Short problem:
Copy every line that contains the string "JSON" from the entries below.

(Figure record extracts)
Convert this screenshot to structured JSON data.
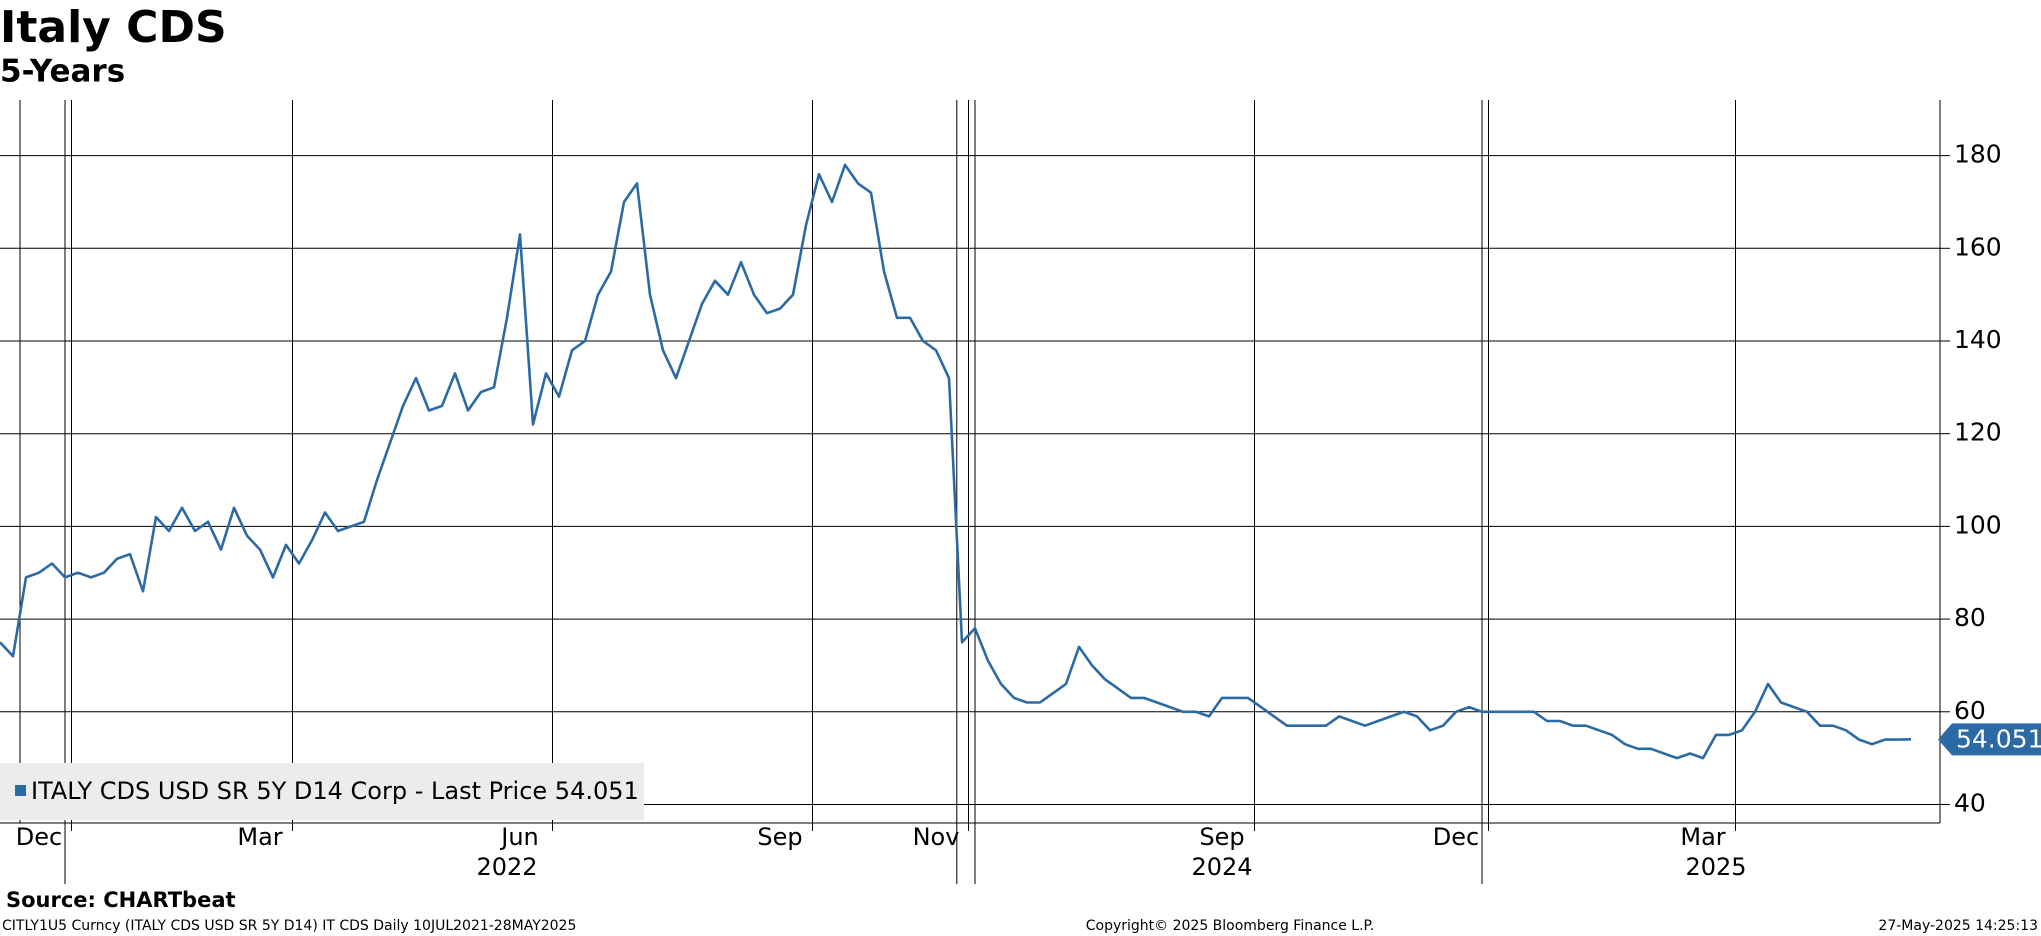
{
  "chart_data": {
    "type": "line",
    "title": "Italy CDS",
    "subtitle": "5-Years",
    "categories": [
      null,
      null,
      null,
      "Dec",
      null,
      null,
      null,
      null,
      null,
      null,
      null,
      null,
      null,
      null,
      null,
      null,
      null,
      null,
      null,
      null,
      "Mar",
      null,
      null,
      null,
      null,
      null,
      null,
      null,
      null,
      null,
      null,
      null,
      null,
      null,
      null,
      null,
      null,
      null,
      null,
      null,
      "Jun",
      null,
      null,
      null,
      null,
      null,
      null,
      null,
      null,
      null,
      null,
      null,
      null,
      null,
      null,
      null,
      null,
      null,
      null,
      null,
      "Sep",
      null,
      null,
      null,
      null,
      null,
      null,
      null,
      null,
      null,
      null,
      null,
      "Nov",
      null,
      null,
      null,
      null,
      null,
      null,
      null,
      null,
      null,
      null,
      null,
      null,
      null,
      null,
      null,
      null,
      null,
      null,
      null,
      null,
      null,
      "Sep",
      null,
      null,
      null,
      null,
      null,
      null,
      null,
      null,
      null,
      null,
      null,
      null,
      null,
      null,
      null,
      null,
      null,
      "Dec",
      null,
      null,
      null,
      null,
      null,
      null,
      null,
      null,
      null,
      null,
      null,
      null,
      null,
      null,
      null,
      null,
      null,
      null,
      "Mar",
      null,
      null,
      null,
      null,
      null,
      null,
      null,
      null,
      null,
      null,
      null,
      null,
      null,
      null,
      null,
      null
    ],
    "year_labels": [
      null,
      null,
      null,
      null,
      null,
      null,
      null,
      null,
      null,
      null,
      null,
      null,
      null,
      null,
      null,
      null,
      null,
      null,
      null,
      null,
      null,
      null,
      null,
      null,
      null,
      null,
      null,
      null,
      null,
      null,
      null,
      null,
      null,
      null,
      null,
      null,
      null,
      null,
      null,
      "2022",
      null,
      null,
      null,
      null,
      null,
      null,
      null,
      null,
      null,
      null,
      null,
      null,
      null,
      null,
      null,
      null,
      null,
      null,
      null,
      null,
      null,
      null,
      null,
      null,
      null,
      null,
      null,
      null,
      null,
      null,
      null,
      null,
      null,
      null,
      null,
      null,
      null,
      null,
      null,
      null,
      null,
      null,
      null,
      null,
      null,
      null,
      null,
      null,
      null,
      null,
      null,
      null,
      null,
      null,
      "2024",
      null,
      null,
      null,
      null,
      null,
      null,
      null,
      null,
      null,
      null,
      null,
      null,
      null,
      null,
      null,
      null,
      null,
      null,
      null,
      null,
      null,
      null,
      null,
      null,
      null,
      null,
      null,
      null,
      null,
      null,
      null,
      null,
      null,
      null,
      null,
      null,
      null,
      "2025",
      null,
      null,
      null,
      null,
      null,
      null,
      null,
      null,
      null,
      null,
      null,
      null,
      null,
      null,
      null
    ],
    "series": [
      {
        "name": "ITALY CDS USD SR 5Y D14 Corp - Last Price",
        "color": "#2c6aa5",
        "values": [
          75,
          72,
          89,
          90,
          92,
          89,
          90,
          89,
          90,
          93,
          94,
          86,
          102,
          99,
          104,
          99,
          101,
          95,
          104,
          98,
          95,
          89,
          96,
          92,
          97,
          103,
          99,
          100,
          101,
          110,
          118,
          126,
          132,
          125,
          126,
          133,
          125,
          129,
          130,
          145,
          163,
          122,
          133,
          128,
          138,
          140,
          150,
          155,
          170,
          174,
          150,
          138,
          132,
          140,
          148,
          153,
          150,
          157,
          150,
          146,
          147,
          150,
          165,
          176,
          170,
          178,
          174,
          172,
          155,
          145,
          145,
          140,
          138,
          132,
          75,
          78,
          71,
          66,
          63,
          62,
          62,
          64,
          66,
          74,
          70,
          67,
          65,
          63,
          63,
          62,
          61,
          60,
          60,
          59,
          63,
          63,
          63,
          61,
          59,
          57,
          57,
          57,
          57,
          59,
          58,
          57,
          58,
          59,
          60,
          59,
          56,
          57,
          60,
          61,
          60,
          60,
          60,
          60,
          60,
          58,
          58,
          57,
          57,
          56,
          55,
          53,
          52,
          52,
          51,
          50,
          51,
          50,
          55,
          55,
          56,
          60,
          66,
          62,
          61,
          60,
          57,
          57,
          56,
          54,
          53,
          54,
          54,
          54.051
        ]
      }
    ],
    "ylim": [
      36,
      192
    ],
    "yticks": [
      40,
      60,
      80,
      100,
      120,
      140,
      160,
      180
    ],
    "grid": true,
    "source": "Source: CHARTbeat",
    "footer_left": "CITLY1U5 Curncy (ITALY CDS USD SR 5Y D14) IT CDS  Daily 10JUL2021-28MAY2025",
    "footer_center": "Copyright© 2025 Bloomberg Finance L.P.",
    "footer_right": "27-May-2025 14:25:13"
  }
}
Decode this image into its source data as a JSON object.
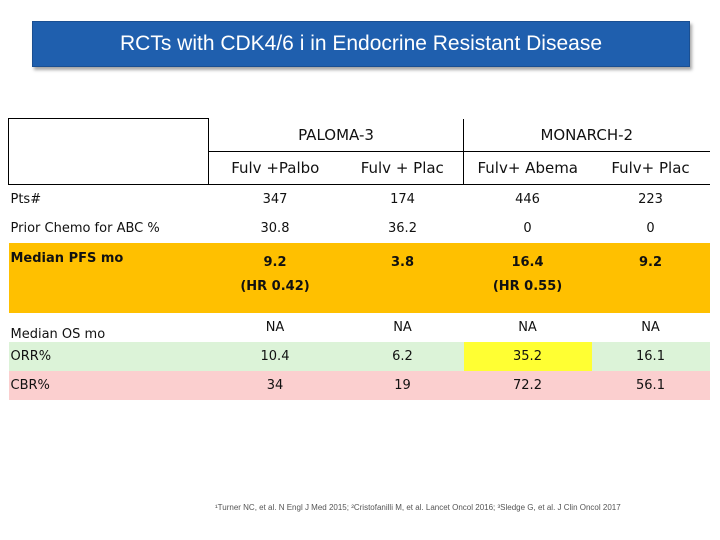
{
  "slide": {
    "title": "RCTs with CDK4/6 i in Endocrine Resistant Disease",
    "footnote": "¹Turner NC, et al. N Engl J Med 2015; ²Cristofanilli M, et al. Lancet Oncol 2016; ³Sledge G, et al. J Clin Oncol 2017"
  },
  "table": {
    "studies": [
      "PALOMA-3",
      "MONARCH-2"
    ],
    "arms": [
      "Fulv +Palbo",
      "Fulv + Plac",
      "Fulv+ Abema",
      "Fulv+ Plac"
    ],
    "rows": [
      {
        "label": "Pts#",
        "values": [
          "347",
          "174",
          "446",
          "223"
        ]
      },
      {
        "label": "Prior Chemo for ABC %",
        "values": [
          "30.8",
          "36.2",
          "0",
          "0"
        ]
      },
      {
        "label": "Median PFS mo",
        "values": [
          "9.2",
          "3.8",
          "16.4",
          "9.2"
        ],
        "hr": [
          "(HR 0.42)",
          "",
          "(HR 0.55)",
          ""
        ]
      },
      {
        "label": "Median OS mo",
        "values": [
          "NA",
          "NA",
          "NA",
          "NA"
        ]
      },
      {
        "label": "ORR%",
        "values": [
          "10.4",
          "6.2",
          "35.2",
          "16.1"
        ]
      },
      {
        "label": "CBR%",
        "values": [
          "34",
          "19",
          "72.2",
          "56.1"
        ]
      }
    ]
  },
  "colors": {
    "title_bar": "#1f5fae",
    "pfs_row": "#ffc000",
    "orr_row": "#dcf3d8",
    "orr_highlight": "#ffff33",
    "cbr_row": "#fbcfcf"
  }
}
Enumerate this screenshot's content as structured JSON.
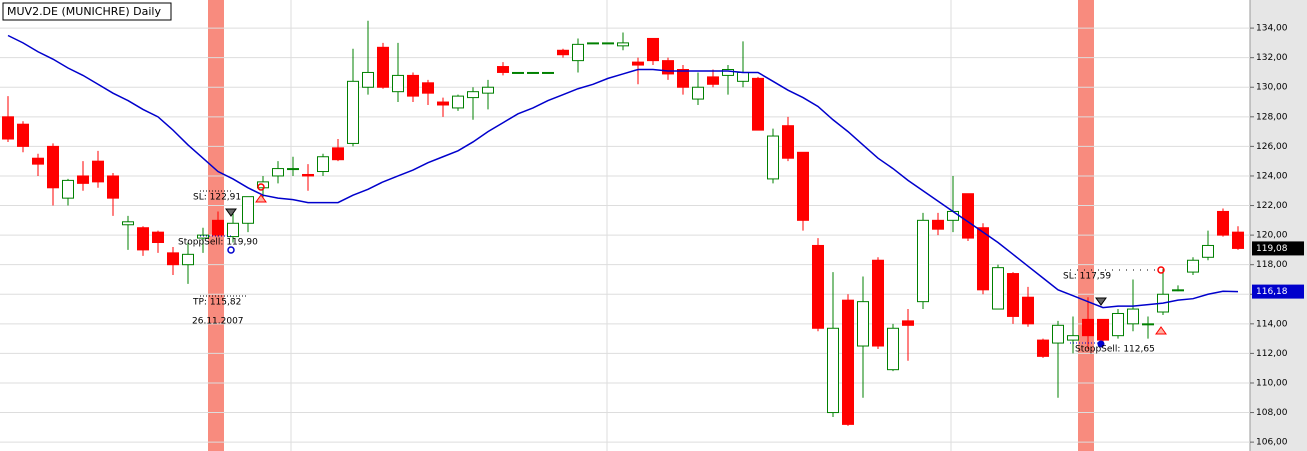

Solution to the exercise:
Convert this screenshot to structured JSON data.
Decode this image into its source data as a JSON object.
Enumerate this screenshot's content as structured JSON.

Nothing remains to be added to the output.